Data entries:
++++

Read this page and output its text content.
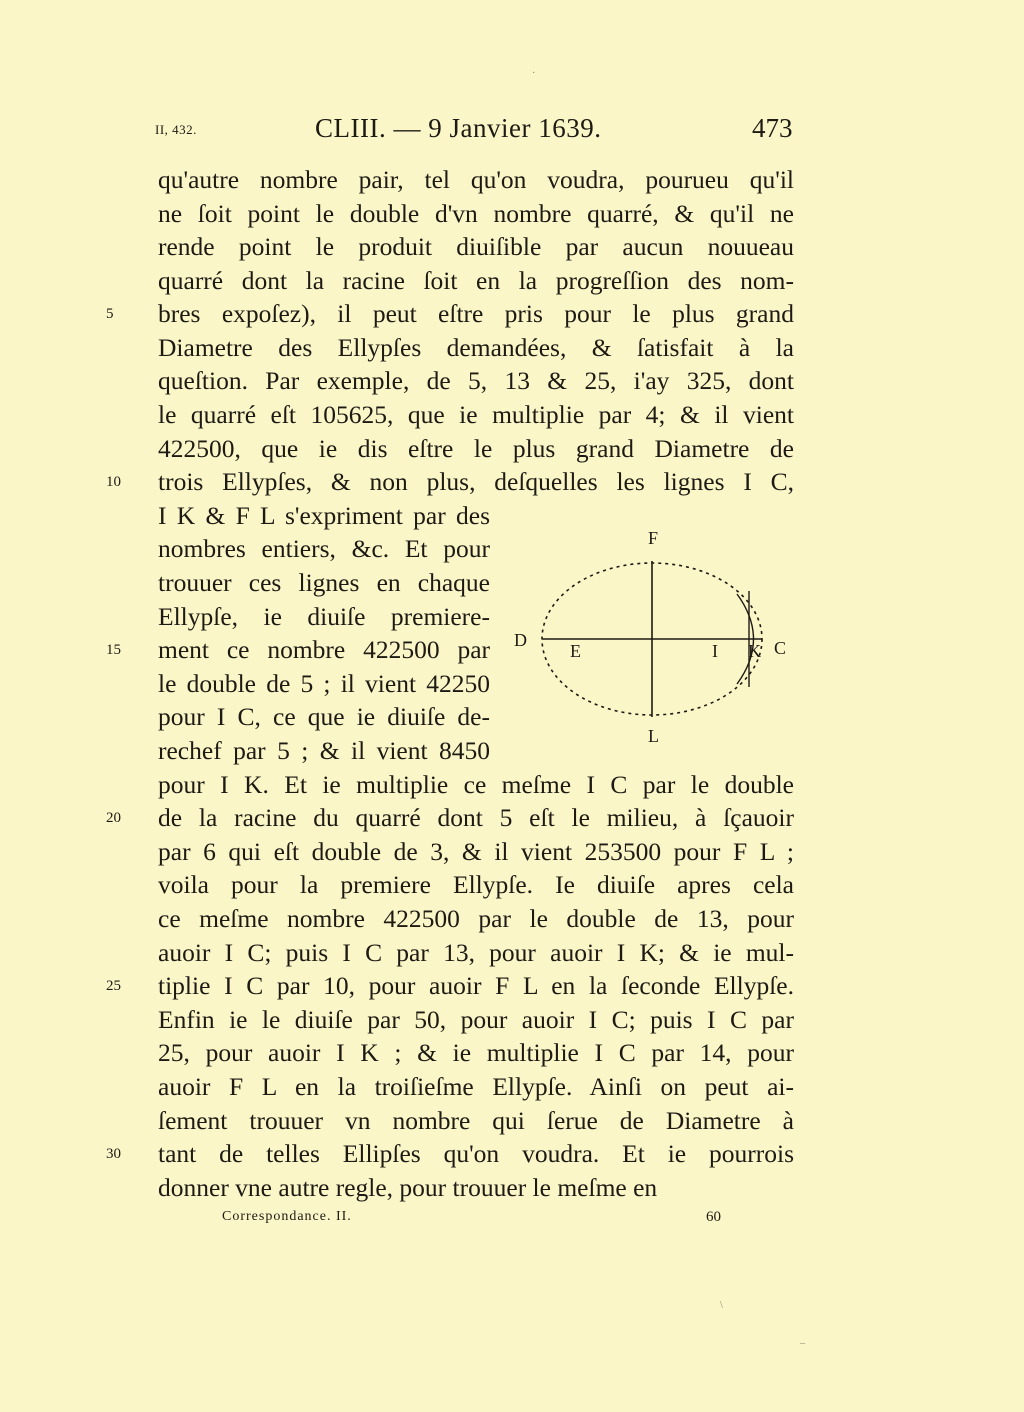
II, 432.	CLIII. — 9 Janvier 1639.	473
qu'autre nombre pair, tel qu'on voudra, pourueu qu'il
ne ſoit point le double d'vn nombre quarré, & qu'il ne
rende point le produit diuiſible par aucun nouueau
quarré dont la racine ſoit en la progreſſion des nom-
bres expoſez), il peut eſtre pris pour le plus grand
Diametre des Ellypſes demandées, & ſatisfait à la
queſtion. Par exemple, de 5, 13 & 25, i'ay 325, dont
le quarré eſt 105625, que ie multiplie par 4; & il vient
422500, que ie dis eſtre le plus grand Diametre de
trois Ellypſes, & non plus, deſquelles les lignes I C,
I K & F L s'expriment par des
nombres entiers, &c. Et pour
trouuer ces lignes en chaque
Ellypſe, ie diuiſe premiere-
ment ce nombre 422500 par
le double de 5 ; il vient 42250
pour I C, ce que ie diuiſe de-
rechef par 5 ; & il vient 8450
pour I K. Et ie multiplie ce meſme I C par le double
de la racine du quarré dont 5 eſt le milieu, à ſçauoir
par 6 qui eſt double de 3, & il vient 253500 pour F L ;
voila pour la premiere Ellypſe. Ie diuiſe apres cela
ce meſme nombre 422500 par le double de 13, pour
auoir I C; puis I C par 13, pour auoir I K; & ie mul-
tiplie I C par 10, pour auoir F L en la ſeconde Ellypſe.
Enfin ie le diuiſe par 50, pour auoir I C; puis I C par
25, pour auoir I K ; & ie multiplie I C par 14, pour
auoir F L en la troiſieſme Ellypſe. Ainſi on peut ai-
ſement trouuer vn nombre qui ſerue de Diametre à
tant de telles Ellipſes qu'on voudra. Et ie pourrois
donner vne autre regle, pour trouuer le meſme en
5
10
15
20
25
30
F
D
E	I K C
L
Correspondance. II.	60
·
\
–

++++

Work to be completed: Reproduce each record from above exactly; pictures do not belong in the copy.

Solution for this task:
Read this page and output its text content.
II, 432.	CLIII. — 9 Janvier 1639.	473
qu'autre nombre pair, tel qu'on voudra, pourueu qu'il
ne ſoit point le double d'vn nombre quarré, & qu'il ne
rende point le produit diuiſible par aucun nouueau
quarré dont la racine ſoit en la progreſſion des nom-
bres expoſez), il peut eſtre pris pour le plus grand
Diametre des Ellypſes demandées, & ſatisfait à la
queſtion. Par exemple, de 5, 13 & 25, i'ay 325, dont
le quarré eſt 105625, que ie multiplie par 4; & il vient
422500, que ie dis eſtre le plus grand Diametre de
trois Ellypſes, & non plus, deſquelles les lignes I C,
I K & F L s'expriment par des
nombres entiers, &c. Et pour
trouuer ces lignes en chaque
Ellypſe, ie diuiſe premiere-
ment ce nombre 422500 par
le double de 5 ; il vient 42250
pour I C, ce que ie diuiſe de-
rechef par 5 ; & il vient 8450
pour I K. Et ie multiplie ce meſme I C par le double
de la racine du quarré dont 5 eſt le milieu, à ſçauoir
par 6 qui eſt double de 3, & il vient 253500 pour F L ;
voila pour la premiere Ellypſe. Ie diuiſe apres cela
ce meſme nombre 422500 par le double de 13, pour
auoir I C; puis I C par 13, pour auoir I K; & ie mul-
tiplie I C par 10, pour auoir F L en la ſeconde Ellypſe.
Enfin ie le diuiſe par 50, pour auoir I C; puis I C par
25, pour auoir I K ; & ie multiplie I C par 14, pour
auoir F L en la troiſieſme Ellypſe. Ainſi on peut ai-
ſement trouuer vn nombre qui ſerue de Diametre à
tant de telles Ellipſes qu'on voudra. Et ie pourrois
donner vne autre regle, pour trouuer le meſme en
5
10
15
20
25
30
F
D
E	I K C
L
Correspondance. II.	60
·
\
–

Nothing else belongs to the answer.